* [Required work] Leave out each picture. Repeat everything else in the records exactly.

Segment Start: Information provided

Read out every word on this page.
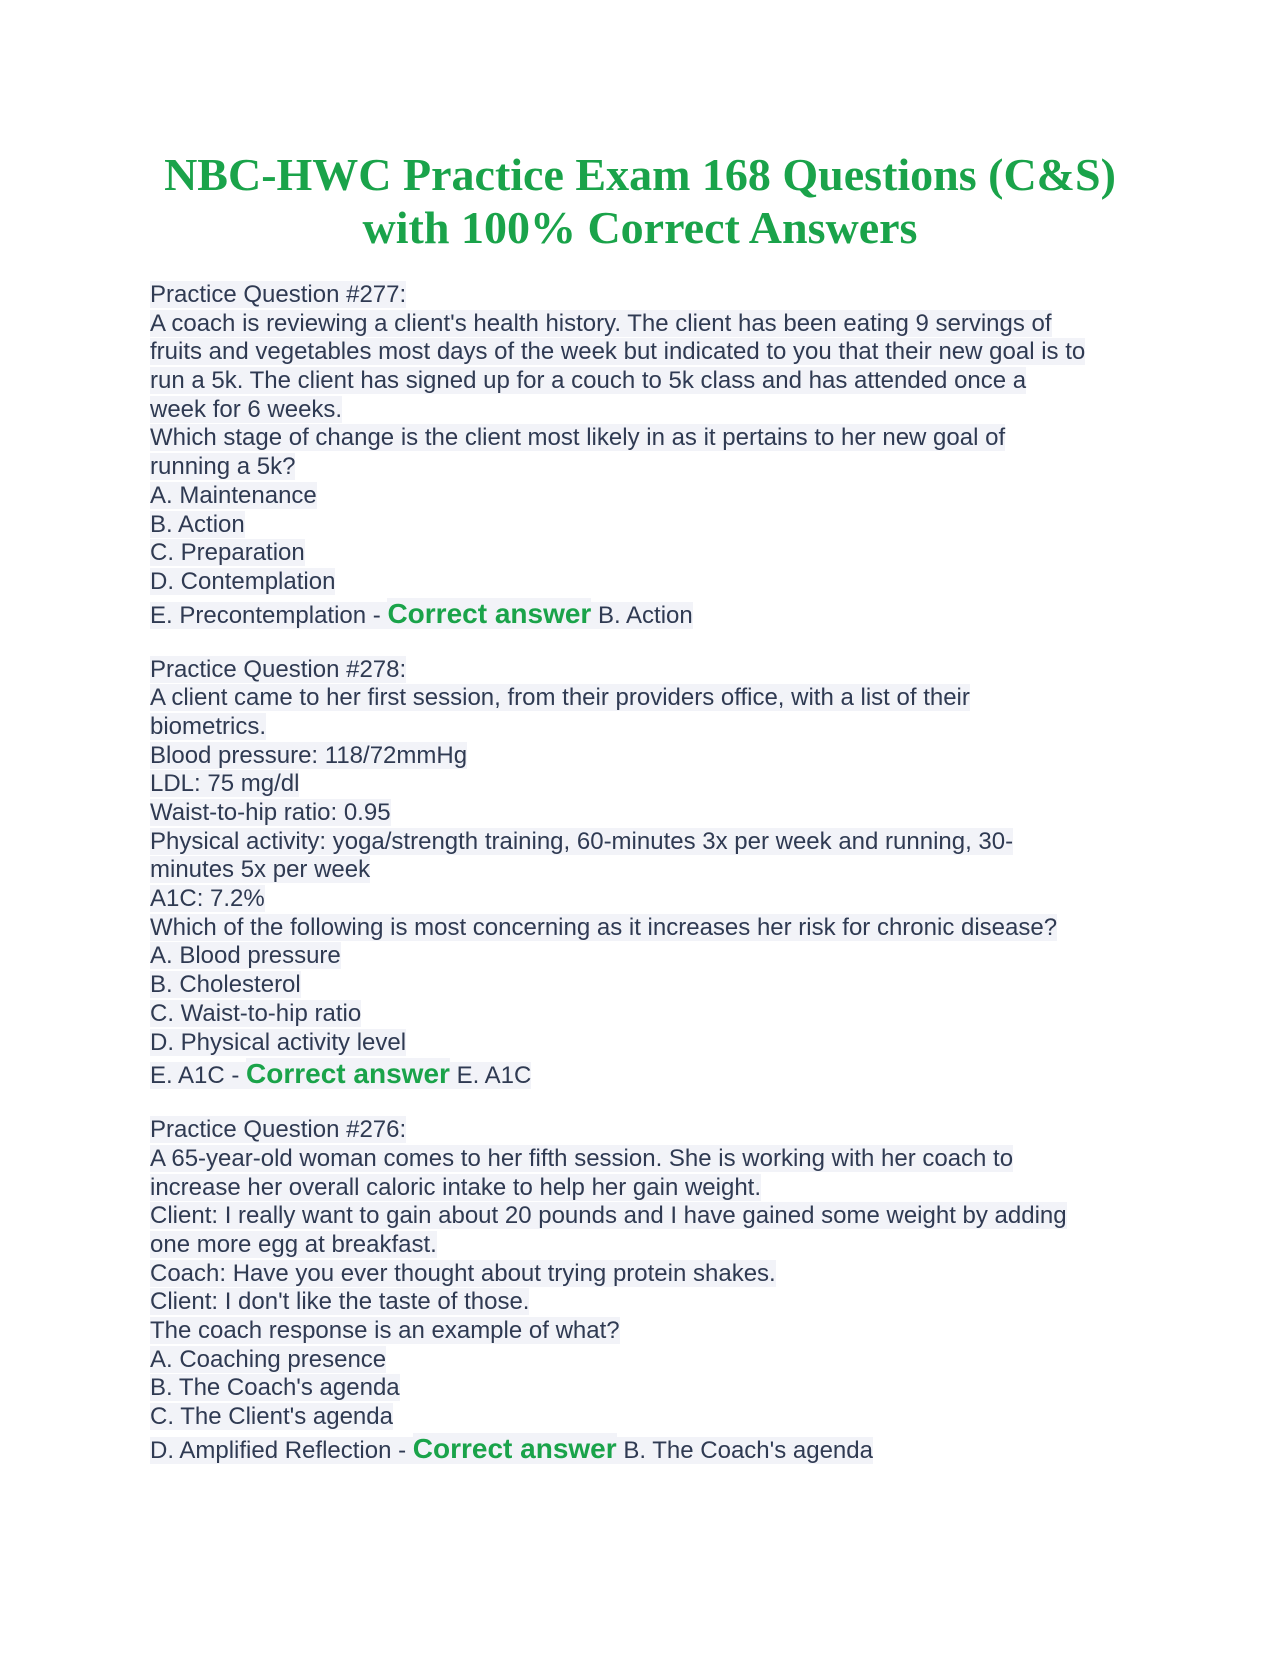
NBC-HWC Practice Exam 168 Questions (C&S)
with 100% Correct Answers
Practice Question #277:
A coach is reviewing a client's health history. The client has been eating 9 servings of
fruits and vegetables most days of the week but indicated to you that their new goal is to
run a 5k. The client has signed up for a couch to 5k class and has attended once a
week for 6 weeks.
Which stage of change is the client most likely in as it pertains to her new goal of
running a 5k?
A. Maintenance
B. Action
C. Preparation
D. Contemplation
E. Precontemplation - Correct answer B. Action
Practice Question #278:
A client came to her first session, from their providers office, with a list of their
biometrics.
Blood pressure: 118/72mmHg
LDL: 75 mg/dl
Waist-to-hip ratio: 0.95
Physical activity: yoga/strength training, 60-minutes 3x per week and running, 30-
minutes 5x per week
A1C: 7.2%
Which of the following is most concerning as it increases her risk for chronic disease?
A. Blood pressure
B. Cholesterol
C. Waist-to-hip ratio
D. Physical activity level
E. A1C - Correct answer E. A1C
Practice Question #276:
A 65-year-old woman comes to her fifth session. She is working with her coach to
increase her overall caloric intake to help her gain weight.
Client: I really want to gain about 20 pounds and I have gained some weight by adding
one more egg at breakfast.
Coach: Have you ever thought about trying protein shakes.
Client: I don't like the taste of those.
The coach response is an example of what?
A. Coaching presence
B. The Coach's agenda
C. The Client's agenda
D. Amplified Reflection - Correct answer B. The Coach's agenda
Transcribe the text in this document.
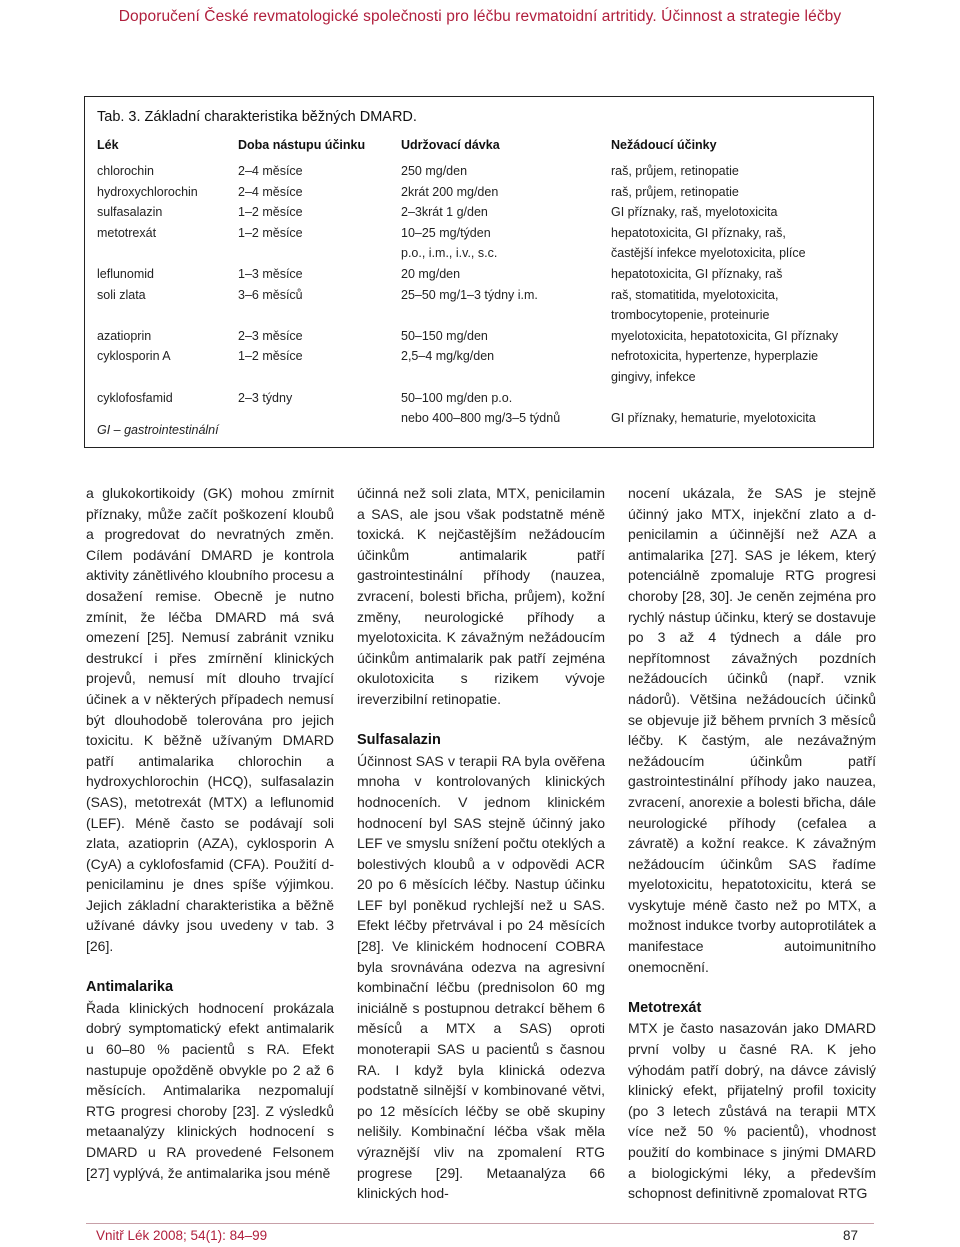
Doporučení České revmatologické společnosti pro léčbu revmatoidní artritidy. Účinnost a strategie léčby
Tab. 3. Základní charakteristika běžných DMARD.
Lék	Doba nástupu účinku	Udržovací dávka	Nežádoucí účinky
chlorochin	2–4 měsíce	250 mg/den	raš, průjem, retinopatie
hydroxychlorochin	2–4 měsíce	2krát 200 mg/den	raš, průjem, retinopatie
sulfasalazin	1–2 měsíce	2–3krát 1 g/den	GI příznaky, raš, myelotoxicita
metotrexát	1–2 měsíce	10–25 mg/týden	hepatotoxicita, GI příznaky, raš,
		p.o., i.m., i.v., s.c.	častější infekce myelotoxicita, plíce
leflunomid	1–3 měsíce	20 mg/den	hepatotoxicita, GI příznaky, raš
soli zlata	3–6 měsíců	25–50 mg/1–3 týdny i.m.	raš, stomatitida, myelotoxicita,
			trombocytopenie, proteinurie
azatioprin	2–3 měsíce	50–150 mg/den	myelotoxicita, hepatotoxicita, GI příznaky
cyklosporin A	1–2 měsíce	2,5–4 mg/kg/den	nefrotoxicita, hypertenze, hyperplazie
			gingivy, infekce
cyklofosfamid	2–3 týdny	50–100 mg/den p.o.	
		nebo 400–800 mg/3–5 týdnů	GI příznaky, hematurie, myelotoxicita
GI – gastrointestinální

a glukokortikoidy (GK) mohou zmírnit příznaky, může začít poškození kloubů a progredovat do nevratných změn. Cílem podávání DMARD je kontrola aktivity zánětlivého kloubního procesu a dosažení remise. Obecně je nutno zmínit, že léčba DMARD má svá omezení [25]. Nemusí zabránit vzniku destrukcí i přes zmírnění klinických projevů, nemusí mít dlouho trvající účinek a v některých případech nemusí být dlouhodobě tolerována pro jejich toxicitu. K běžně užívaným DMARD patří antimalarika chlorochin a hydroxychlorochin (HCQ), sulfasalazin (SAS), metotrexát (MTX) a leflunomid (LEF). Méně často se podávají soli zlata, azatioprin (AZA), cyklosporin A (CyA) a cyklofosfamid (CFA). Použití d-penicilaminu je dnes spíše výjimkou. Jejich základní charakteristika a běžně užívané dávky jsou uvedeny v tab. 3 [26].

Antimalarika

Řada klinických hodnocení prokázala dobrý symptomatický efekt antimalarik u 60–80 % pacientů s RA. Efekt nastupuje opožděně obvykle po 2 až 6 měsících. Antimalarika nezpomalují RTG progresi choroby [23]. Z výsledků metaanalýzy klinických hodnocení s DMARD u RA provedené Felsonem [27] vyplývá, že antimalarika jsou méně

účinná než soli zlata, MTX, penicilamin a SAS, ale jsou však podstatně méně toxická. K nejčastějším nežádoucím účinkům antimalarik patří gastrointestinální příhody (nauzea, zvracení, bolesti břicha, průjem), kožní změny, neurologické příhody a myelotoxicita. K závažným nežádoucím účinkům antimalarik pak patří zejména okulotoxicita s rizikem vývoje ireverzibilní retinopatie.

Sulfasalazin

Účinnost SAS v terapii RA byla ověřena mnoha v kontrolovaných klinických hodnoceních. V jednom klinickém hodnocení byl SAS stejně účinný jako LEF ve smyslu snížení počtu oteklých a bolestivých kloubů a v odpovědi ACR 20 po 6 měsících léčby. Nastup účinku LEF byl poněkud rychlejší než u SAS. Efekt léčby přetrvával i po 24 měsících [28]. Ve klinickém hodnocení COBRA byla srovnávána odezva na agresivní kombinační léčbu (prednisolon 60 mg iniciálně s postupnou detrakcí během 6 měsíců a MTX a SAS) oproti monoterapii SAS u pacientů s časnou RA. I když byla klinická odezva podstatně silnější v kombinované větvi, po 12 měsících léčby se obě skupiny nelišily. Kombinační léčba však měla výraznější vliv na zpomalení RTG progrese [29]. Metaanalýza 66 klinických hod-

nocení ukázala, že SAS je stejně účinný jako MTX, injekční zlato a d-penicilamin a účinnější než AZA a antimalarika [27]. SAS je lékem, který potenciálně zpomaluje RTG progresi choroby [28, 30]. Je ceněn zejména pro rychlý nástup účinku, který se dostavuje po 3 až 4 týdnech a dále pro nepřítomnost závažných pozdních nežádoucích účinků (např. vznik nádorů). Většina nežádoucích účinků se objevuje již během prvních 3 měsíců léčby. K častým, ale nezávažným nežádoucím účinkům patří gastrointestinální příhody jako nauzea, zvracení, anorexie a bolesti břicha, dále neurologické příhody (cefalea a závratě) a kožní reakce. K závažným nežádoucím účinkům SAS řadíme myelotoxicitu, hepatotoxicitu, která se vyskytuje méně často než po MTX, a možnost indukce tvorby autoprotilátek a manifestace autoimunitního onemocnění.

Metotrexát

MTX je často nasazován jako DMARD první volby u časné RA. K jeho výhodám patří dobrý, na dávce závislý klinický efekt, přijatelný profil toxicity (po 3 letech zůstává na terapii MTX více než 50 % pacientů), vhodnost použití do kombinace s jinými DMARD a biologickými léky, a především schopnost definitivně zpomalovat RTG

Vnitř Lék 2008; 54(1): 84–99	87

Segment End: Information provided

* [Worked solution]
Read out every word on this page.
NBC-HWC Practice Exam 168 Questions (C&S)
with 100% Correct Answers
Practice Question #277:
A coach is reviewing a client's health history. The client has been eating 9 servings of
fruits and vegetables most days of the week but indicated to you that their new goal is to
run a 5k. The client has signed up for a couch to 5k class and has attended once a
week for 6 weeks.
Which stage of change is the client most likely in as it pertains to her new goal of
running a 5k?
A. Maintenance
B. Action
C. Preparation
D. Contemplation
E. Precontemplation - Correct answer B. Action
Practice Question #278:
A client came to her first session, from their providers office, with a list of their
biometrics.
Blood pressure: 118/72mmHg
LDL: 75 mg/dl
Waist-to-hip ratio: 0.95
Physical activity: yoga/strength training, 60-minutes 3x per week and running, 30-
minutes 5x per week
A1C: 7.2%
Which of the following is most concerning as it increases her risk for chronic disease?
A. Blood pressure
B. Cholesterol
C. Waist-to-hip ratio
D. Physical activity level
E. A1C - Correct answer E. A1C
Practice Question #276:
A 65-year-old woman comes to her fifth session. She is working with her coach to
increase her overall caloric intake to help her gain weight.
Client: I really want to gain about 20 pounds and I have gained some weight by adding
one more egg at breakfast.
Coach: Have you ever thought about trying protein shakes.
Client: I don't like the taste of those.
The coach response is an example of what?
A. Coaching presence
B. The Coach's agenda
C. The Client's agenda
D. Amplified Reflection - Correct answer B. The Coach's agenda
Transcribe the text in this document.
Doporučení České revmatologické společnosti pro léčbu revmatoidní artritidy. Účinnost a strategie léčby
Tab. 3. Základní charakteristika běžných DMARD.
Lék	Doba nástupu účinku	Udržovací dávka	Nežádoucí účinky
chlorochin	2–4 měsíce	250 mg/den	raš, průjem, retinopatie
hydroxychlorochin	2–4 měsíce	2krát 200 mg/den	raš, průjem, retinopatie
sulfasalazin	1–2 měsíce	2–3krát 1 g/den	GI příznaky, raš, myelotoxicita
metotrexát	1–2 měsíce	10–25 mg/týden	hepatotoxicita, GI příznaky, raš,
		p.o., i.m., i.v., s.c.	častější infekce myelotoxicita, plíce
leflunomid	1–3 měsíce	20 mg/den	hepatotoxicita, GI příznaky, raš
soli zlata	3–6 měsíců	25–50 mg/1–3 týdny i.m.	raš, stomatitida, myelotoxicita,
			trombocytopenie, proteinurie
azatioprin	2–3 měsíce	50–150 mg/den	myelotoxicita, hepatotoxicita, GI příznaky
cyklosporin A	1–2 měsíce	2,5–4 mg/kg/den	nefrotoxicita, hypertenze, hyperplazie
			gingivy, infekce
cyklofosfamid	2–3 týdny	50–100 mg/den p.o.	
		nebo 400–800 mg/3–5 týdnů	GI příznaky, hematurie, myelotoxicita
GI – gastrointestinální

a glukokortikoidy (GK) mohou zmírnit příznaky, může začít poškození kloubů a progredovat do nevratných změn. Cílem podávání DMARD je kontrola aktivity zánětlivého kloubního procesu a dosažení remise. Obecně je nutno zmínit, že léčba DMARD má svá omezení [25]. Nemusí zabránit vzniku destrukcí i přes zmírnění klinických projevů, nemusí mít dlouho trvající účinek a v některých případech nemusí být dlouhodobě tolerována pro jejich toxicitu. K běžně užívaným DMARD patří antimalarika chlorochin a hydroxychlorochin (HCQ), sulfasalazin (SAS), metotrexát (MTX) a leflunomid (LEF). Méně často se podávají soli zlata, azatioprin (AZA), cyklosporin A (CyA) a cyklofosfamid (CFA). Použití d-penicilaminu je dnes spíše výjimkou. Jejich základní charakteristika a běžně užívané dávky jsou uvedeny v tab. 3 [26].

Antimalarika

Řada klinických hodnocení prokázala dobrý symptomatický efekt antimalarik u 60–80 % pacientů s RA. Efekt nastupuje opožděně obvykle po 2 až 6 měsících. Antimalarika nezpomalují RTG progresi choroby [23]. Z výsledků metaanalýzy klinických hodnocení s DMARD u RA provedené Felsonem [27] vyplývá, že antimalarika jsou méně

účinná než soli zlata, MTX, penicilamin a SAS, ale jsou však podstatně méně toxická. K nejčastějším nežádoucím účinkům antimalarik patří gastrointestinální příhody (nauzea, zvracení, bolesti břicha, průjem), kožní změny, neurologické příhody a myelotoxicita. K závažným nežádoucím účinkům antimalarik pak patří zejména okulotoxicita s rizikem vývoje ireverzibilní retinopatie.

Sulfasalazin

Účinnost SAS v terapii RA byla ověřena mnoha v kontrolovaných klinických hodnoceních. V jednom klinickém hodnocení byl SAS stejně účinný jako LEF ve smyslu snížení počtu oteklých a bolestivých kloubů a v odpovědi ACR 20 po 6 měsících léčby. Nastup účinku LEF byl poněkud rychlejší než u SAS. Efekt léčby přetrvával i po 24 měsících [28]. Ve klinickém hodnocení COBRA byla srovnávána odezva na agresivní kombinační léčbu (prednisolon 60 mg iniciálně s postupnou detrakcí během 6 měsíců a MTX a SAS) oproti monoterapii SAS u pacientů s časnou RA. I když byla klinická odezva podstatně silnější v kombinované větvi, po 12 měsících léčby se obě skupiny nelišily. Kombinační léčba však měla výraznější vliv na zpomalení RTG progrese [29]. Metaanalýza 66 klinických hod-

nocení ukázala, že SAS je stejně účinný jako MTX, injekční zlato a d-penicilamin a účinnější než AZA a antimalarika [27]. SAS je lékem, který potenciálně zpomaluje RTG progresi choroby [28, 30]. Je ceněn zejména pro rychlý nástup účinku, který se dostavuje po 3 až 4 týdnech a dále pro nepřítomnost závažných pozdních nežádoucích účinků (např. vznik nádorů). Většina nežádoucích účinků se objevuje již během prvních 3 měsíců léčby. K častým, ale nezávažným nežádoucím účinkům patří gastrointestinální příhody jako nauzea, zvracení, anorexie a bolesti břicha, dále neurologické příhody (cefalea a závratě) a kožní reakce. K závažným nežádoucím účinkům SAS řadíme myelotoxicitu, hepatotoxicitu, která se vyskytuje méně často než po MTX, a možnost indukce tvorby autoprotilátek a manifestace autoimunitního onemocnění.

Metotrexát

MTX je často nasazován jako DMARD první volby u časné RA. K jeho výhodám patří dobrý, na dávce závislý klinický efekt, přijatelný profil toxicity (po 3 letech zůstává na terapii MTX více než 50 % pacientů), vhodnost použití do kombinace s jinými DMARD a biologickými léky, a především schopnost definitivně zpomalovat RTG

Vnitř Lék 2008; 54(1): 84–99	87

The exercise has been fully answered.